> [What is asked]: The entries below are to be written out again without alteration.

> [Available records]:
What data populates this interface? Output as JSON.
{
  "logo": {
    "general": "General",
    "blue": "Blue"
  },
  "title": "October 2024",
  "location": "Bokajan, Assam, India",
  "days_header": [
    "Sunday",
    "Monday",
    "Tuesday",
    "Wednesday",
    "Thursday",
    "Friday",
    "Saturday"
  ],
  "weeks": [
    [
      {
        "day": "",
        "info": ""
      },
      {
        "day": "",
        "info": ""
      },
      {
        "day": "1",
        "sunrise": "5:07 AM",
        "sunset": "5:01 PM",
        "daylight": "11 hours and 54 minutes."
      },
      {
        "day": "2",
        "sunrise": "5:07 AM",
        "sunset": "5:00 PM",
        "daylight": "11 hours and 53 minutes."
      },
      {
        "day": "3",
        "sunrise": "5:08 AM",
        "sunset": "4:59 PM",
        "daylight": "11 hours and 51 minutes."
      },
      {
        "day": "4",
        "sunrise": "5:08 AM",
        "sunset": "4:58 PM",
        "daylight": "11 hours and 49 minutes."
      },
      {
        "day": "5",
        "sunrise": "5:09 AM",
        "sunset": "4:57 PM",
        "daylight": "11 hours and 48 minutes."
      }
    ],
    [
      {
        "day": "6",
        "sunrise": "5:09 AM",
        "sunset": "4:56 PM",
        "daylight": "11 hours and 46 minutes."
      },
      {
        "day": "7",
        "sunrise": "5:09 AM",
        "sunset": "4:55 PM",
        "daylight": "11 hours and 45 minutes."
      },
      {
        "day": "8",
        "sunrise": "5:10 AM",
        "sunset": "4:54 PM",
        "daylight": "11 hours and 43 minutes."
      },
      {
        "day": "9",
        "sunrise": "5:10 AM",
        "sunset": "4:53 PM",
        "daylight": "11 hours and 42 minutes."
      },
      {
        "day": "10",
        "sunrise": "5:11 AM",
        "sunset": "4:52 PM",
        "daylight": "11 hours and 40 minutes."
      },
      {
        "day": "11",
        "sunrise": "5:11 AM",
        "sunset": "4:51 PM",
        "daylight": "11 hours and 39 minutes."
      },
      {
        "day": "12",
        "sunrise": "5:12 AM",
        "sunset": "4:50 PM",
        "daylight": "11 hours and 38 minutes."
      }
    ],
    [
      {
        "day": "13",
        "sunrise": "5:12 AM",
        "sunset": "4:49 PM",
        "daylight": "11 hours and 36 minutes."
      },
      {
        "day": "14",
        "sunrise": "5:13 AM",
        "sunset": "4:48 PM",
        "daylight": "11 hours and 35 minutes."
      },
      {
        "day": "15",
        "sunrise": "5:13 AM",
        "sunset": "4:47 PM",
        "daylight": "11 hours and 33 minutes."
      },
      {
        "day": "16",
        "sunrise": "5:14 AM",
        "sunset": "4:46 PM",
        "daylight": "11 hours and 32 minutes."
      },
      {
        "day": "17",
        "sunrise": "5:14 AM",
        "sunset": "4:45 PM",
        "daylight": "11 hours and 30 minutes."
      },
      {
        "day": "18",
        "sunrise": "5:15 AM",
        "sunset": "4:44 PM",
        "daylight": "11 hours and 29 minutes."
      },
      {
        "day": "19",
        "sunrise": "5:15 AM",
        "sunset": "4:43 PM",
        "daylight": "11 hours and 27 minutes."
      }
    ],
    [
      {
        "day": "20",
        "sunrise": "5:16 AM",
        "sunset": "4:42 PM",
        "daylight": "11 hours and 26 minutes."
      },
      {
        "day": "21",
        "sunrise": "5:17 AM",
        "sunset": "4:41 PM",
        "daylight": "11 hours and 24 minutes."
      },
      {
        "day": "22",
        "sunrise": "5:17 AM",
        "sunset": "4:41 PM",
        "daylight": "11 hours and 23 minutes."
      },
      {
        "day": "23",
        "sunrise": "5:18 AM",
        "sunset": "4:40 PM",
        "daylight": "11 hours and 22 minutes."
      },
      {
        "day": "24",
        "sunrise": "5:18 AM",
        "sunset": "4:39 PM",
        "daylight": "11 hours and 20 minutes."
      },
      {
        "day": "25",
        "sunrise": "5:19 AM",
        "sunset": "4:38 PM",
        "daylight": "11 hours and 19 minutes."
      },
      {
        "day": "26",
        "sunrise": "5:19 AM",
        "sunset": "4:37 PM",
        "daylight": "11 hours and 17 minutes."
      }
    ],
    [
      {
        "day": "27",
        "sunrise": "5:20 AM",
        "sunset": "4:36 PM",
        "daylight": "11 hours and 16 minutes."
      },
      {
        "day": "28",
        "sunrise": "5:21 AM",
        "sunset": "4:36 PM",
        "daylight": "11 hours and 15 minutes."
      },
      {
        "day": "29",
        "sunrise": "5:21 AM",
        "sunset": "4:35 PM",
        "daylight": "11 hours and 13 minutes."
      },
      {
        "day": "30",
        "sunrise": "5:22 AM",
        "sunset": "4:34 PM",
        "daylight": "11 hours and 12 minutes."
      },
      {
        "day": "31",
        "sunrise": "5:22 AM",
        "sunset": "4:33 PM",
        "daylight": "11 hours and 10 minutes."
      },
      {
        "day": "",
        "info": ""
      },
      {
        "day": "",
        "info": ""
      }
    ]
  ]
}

> [Exercise result]:
What data populates this interface? Output as JSON.
{
  "logo": {
    "general": "General",
    "blue": "Blue"
  },
  "title": "October 2024",
  "location": "Bokajan, Assam, India",
  "days_header": [
    "Sunday",
    "Monday",
    "Tuesday",
    "Wednesday",
    "Thursday",
    "Friday",
    "Saturday"
  ],
  "weeks": [
    [
      {
        "day": "",
        "info": ""
      },
      {
        "day": "",
        "info": ""
      },
      {
        "day": "1",
        "sunrise": "5:07 AM",
        "sunset": "5:01 PM",
        "daylight": "11 hours and 54 minutes."
      },
      {
        "day": "2",
        "sunrise": "5:07 AM",
        "sunset": "5:00 PM",
        "daylight": "11 hours and 53 minutes."
      },
      {
        "day": "3",
        "sunrise": "5:08 AM",
        "sunset": "4:59 PM",
        "daylight": "11 hours and 51 minutes."
      },
      {
        "day": "4",
        "sunrise": "5:08 AM",
        "sunset": "4:58 PM",
        "daylight": "11 hours and 49 minutes."
      },
      {
        "day": "5",
        "sunrise": "5:09 AM",
        "sunset": "4:57 PM",
        "daylight": "11 hours and 48 minutes."
      }
    ],
    [
      {
        "day": "6",
        "sunrise": "5:09 AM",
        "sunset": "4:56 PM",
        "daylight": "11 hours and 46 minutes."
      },
      {
        "day": "7",
        "sunrise": "5:09 AM",
        "sunset": "4:55 PM",
        "daylight": "11 hours and 45 minutes."
      },
      {
        "day": "8",
        "sunrise": "5:10 AM",
        "sunset": "4:54 PM",
        "daylight": "11 hours and 43 minutes."
      },
      {
        "day": "9",
        "sunrise": "5:10 AM",
        "sunset": "4:53 PM",
        "daylight": "11 hours and 42 minutes."
      },
      {
        "day": "10",
        "sunrise": "5:11 AM",
        "sunset": "4:52 PM",
        "daylight": "11 hours and 40 minutes."
      },
      {
        "day": "11",
        "sunrise": "5:11 AM",
        "sunset": "4:51 PM",
        "daylight": "11 hours and 39 minutes."
      },
      {
        "day": "12",
        "sunrise": "5:12 AM",
        "sunset": "4:50 PM",
        "daylight": "11 hours and 38 minutes."
      }
    ],
    [
      {
        "day": "13",
        "sunrise": "5:12 AM",
        "sunset": "4:49 PM",
        "daylight": "11 hours and 36 minutes."
      },
      {
        "day": "14",
        "sunrise": "5:13 AM",
        "sunset": "4:48 PM",
        "daylight": "11 hours and 35 minutes."
      },
      {
        "day": "15",
        "sunrise": "5:13 AM",
        "sunset": "4:47 PM",
        "daylight": "11 hours and 33 minutes."
      },
      {
        "day": "16",
        "sunrise": "5:14 AM",
        "sunset": "4:46 PM",
        "daylight": "11 hours and 32 minutes."
      },
      {
        "day": "17",
        "sunrise": "5:14 AM",
        "sunset": "4:45 PM",
        "daylight": "11 hours and 30 minutes."
      },
      {
        "day": "18",
        "sunrise": "5:15 AM",
        "sunset": "4:44 PM",
        "daylight": "11 hours and 29 minutes."
      },
      {
        "day": "19",
        "sunrise": "5:15 AM",
        "sunset": "4:43 PM",
        "daylight": "11 hours and 27 minutes."
      }
    ],
    [
      {
        "day": "20",
        "sunrise": "5:16 AM",
        "sunset": "4:42 PM",
        "daylight": "11 hours and 26 minutes."
      },
      {
        "day": "21",
        "sunrise": "5:17 AM",
        "sunset": "4:41 PM",
        "daylight": "11 hours and 24 minutes."
      },
      {
        "day": "22",
        "sunrise": "5:17 AM",
        "sunset": "4:41 PM",
        "daylight": "11 hours and 23 minutes."
      },
      {
        "day": "23",
        "sunrise": "5:18 AM",
        "sunset": "4:40 PM",
        "daylight": "11 hours and 22 minutes."
      },
      {
        "day": "24",
        "sunrise": "5:18 AM",
        "sunset": "4:39 PM",
        "daylight": "11 hours and 20 minutes."
      },
      {
        "day": "25",
        "sunrise": "5:19 AM",
        "sunset": "4:38 PM",
        "daylight": "11 hours and 19 minutes."
      },
      {
        "day": "26",
        "sunrise": "5:19 AM",
        "sunset": "4:37 PM",
        "daylight": "11 hours and 17 minutes."
      }
    ],
    [
      {
        "day": "27",
        "sunrise": "5:20 AM",
        "sunset": "4:36 PM",
        "daylight": "11 hours and 16 minutes."
      },
      {
        "day": "28",
        "sunrise": "5:21 AM",
        "sunset": "4:36 PM",
        "daylight": "11 hours and 15 minutes."
      },
      {
        "day": "29",
        "sunrise": "5:21 AM",
        "sunset": "4:35 PM",
        "daylight": "11 hours and 13 minutes."
      },
      {
        "day": "30",
        "sunrise": "5:22 AM",
        "sunset": "4:34 PM",
        "daylight": "11 hours and 12 minutes."
      },
      {
        "day": "31",
        "sunrise": "5:22 AM",
        "sunset": "4:33 PM",
        "daylight": "11 hours and 10 minutes."
      },
      {
        "day": "",
        "info": ""
      },
      {
        "day": "",
        "info": ""
      }
    ]
  ]
}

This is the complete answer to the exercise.